- [GIVEN INSTRUCTION]: Retype each line of the material exactly, please, skipping any picture in it.

- [DATA LINES]:
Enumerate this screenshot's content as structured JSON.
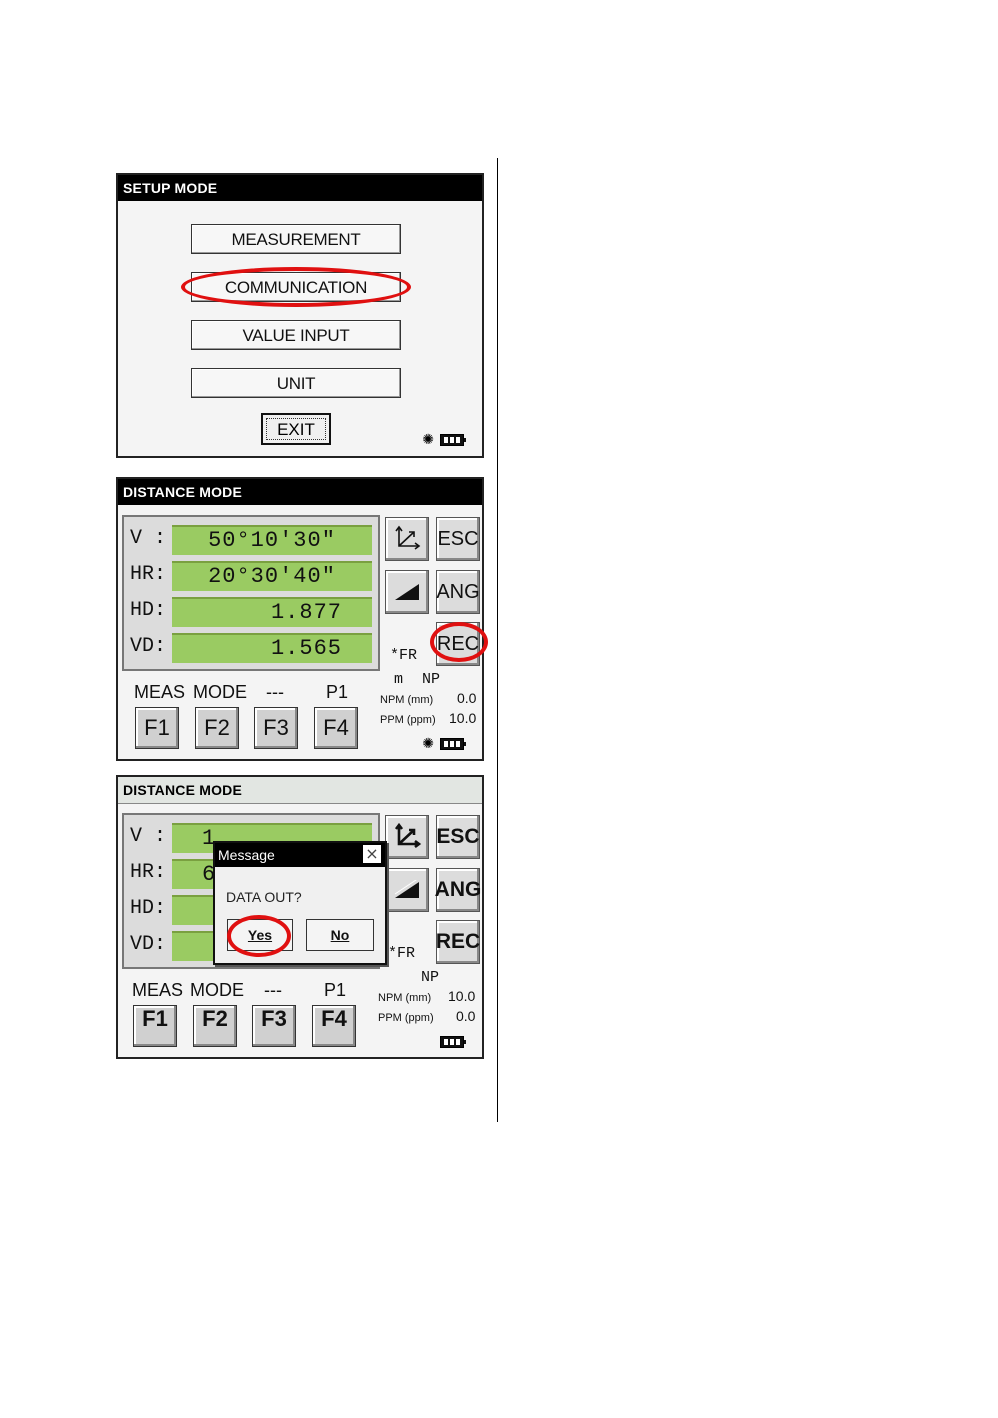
{
  "setup_screen": {
    "title": "SETUP MODE",
    "menu": [
      "MEASUREMENT",
      "COMMUNICATION",
      "VALUE INPUT",
      "UNIT"
    ],
    "exit_label": "EXIT",
    "highlighted_item": "COMMUNICATION"
  },
  "distance_screen_1": {
    "title": "DISTANCE MODE",
    "rows": [
      {
        "label": "V :",
        "value": "50°10'30\""
      },
      {
        "label": "HR:",
        "value": "20°30'40\""
      },
      {
        "label": "HD:",
        "value": "1.877"
      },
      {
        "label": "VD:",
        "value": "1.565"
      }
    ],
    "buttons": {
      "esc": "ESC",
      "ang": "ANG",
      "rec": "REC"
    },
    "fkey_labels": [
      "MEAS",
      "MODE",
      "---",
      "P1"
    ],
    "fkeys": [
      "F1",
      "F2",
      "F3",
      "F4"
    ],
    "fr": "*FR",
    "unit": "m",
    "np": "NP",
    "npm_label": "NPM (mm)",
    "npm_value": "0.0",
    "ppm_label": "PPM (ppm)",
    "ppm_value": "10.0",
    "highlighted_item": "REC"
  },
  "distance_screen_2": {
    "title": "DISTANCE MODE",
    "rows": [
      {
        "label": "V :",
        "value": "1"
      },
      {
        "label": "HR:",
        "value": "6"
      },
      {
        "label": "HD:",
        "value": ""
      },
      {
        "label": "VD:",
        "value": ""
      }
    ],
    "buttons": {
      "esc": "ESC",
      "ang": "ANG",
      "rec": "REC"
    },
    "fkey_labels": [
      "MEAS",
      "MODE",
      "---",
      "P1"
    ],
    "fkeys": [
      "F1",
      "F2",
      "F3",
      "F4"
    ],
    "fr": "*FR",
    "np": "NP",
    "npm_label": "NPM (mm)",
    "npm_value": "10.0",
    "ppm_label": "PPM (ppm)",
    "ppm_value": "0.0",
    "dialog": {
      "title": "Message",
      "close": "×",
      "message": "DATA OUT?",
      "yes": "Yes",
      "no": "No"
    },
    "highlighted_item": "Yes"
  },
  "highlight_color": "#e01010",
  "display_color": "#9acb62",
  "icons": [
    "coordinate-axes-icon",
    "slope-icon",
    "laser-icon",
    "battery-icon",
    "close-icon"
  ]
}
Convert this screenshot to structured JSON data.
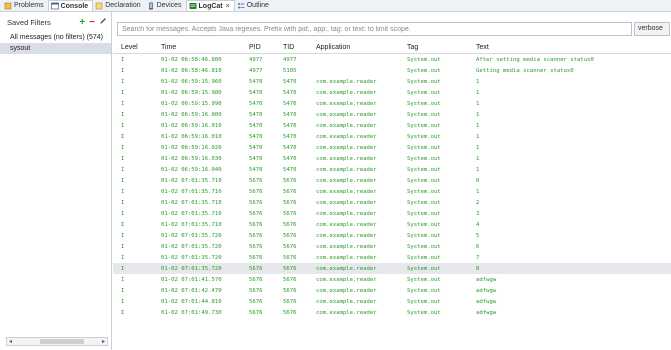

- [RESPONSE]:
Enumerate this screenshot's content as structured JSON.
{
  "setup_screen": {
    "title": "SETUP MODE",
    "menu": [
      "MEASUREMENT",
      "COMMUNICATION",
      "VALUE INPUT",
      "UNIT"
    ],
    "exit_label": "EXIT",
    "highlighted_item": "COMMUNICATION"
  },
  "distance_screen_1": {
    "title": "DISTANCE MODE",
    "rows": [
      {
        "label": "V :",
        "value": "50°10'30\""
      },
      {
        "label": "HR:",
        "value": "20°30'40\""
      },
      {
        "label": "HD:",
        "value": "1.877"
      },
      {
        "label": "VD:",
        "value": "1.565"
      }
    ],
    "buttons": {
      "esc": "ESC",
      "ang": "ANG",
      "rec": "REC"
    },
    "fkey_labels": [
      "MEAS",
      "MODE",
      "---",
      "P1"
    ],
    "fkeys": [
      "F1",
      "F2",
      "F3",
      "F4"
    ],
    "fr": "*FR",
    "unit": "m",
    "np": "NP",
    "npm_label": "NPM (mm)",
    "npm_value": "0.0",
    "ppm_label": "PPM (ppm)",
    "ppm_value": "10.0",
    "highlighted_item": "REC"
  },
  "distance_screen_2": {
    "title": "DISTANCE MODE",
    "rows": [
      {
        "label": "V :",
        "value": "1"
      },
      {
        "label": "HR:",
        "value": "6"
      },
      {
        "label": "HD:",
        "value": ""
      },
      {
        "label": "VD:",
        "value": ""
      }
    ],
    "buttons": {
      "esc": "ESC",
      "ang": "ANG",
      "rec": "REC"
    },
    "fkey_labels": [
      "MEAS",
      "MODE",
      "---",
      "P1"
    ],
    "fkeys": [
      "F1",
      "F2",
      "F3",
      "F4"
    ],
    "fr": "*FR",
    "np": "NP",
    "npm_label": "NPM (mm)",
    "npm_value": "10.0",
    "ppm_label": "PPM (ppm)",
    "ppm_value": "0.0",
    "dialog": {
      "title": "Message",
      "close": "×",
      "message": "DATA OUT?",
      "yes": "Yes",
      "no": "No"
    },
    "highlighted_item": "Yes"
  },
  "highlight_color": "#e01010",
  "display_color": "#9acb62",
  "icons": [
    "coordinate-axes-icon",
    "slope-icon",
    "laser-icon",
    "battery-icon",
    "close-icon"
  ]
}
Convert this screenshot to structured JSON data.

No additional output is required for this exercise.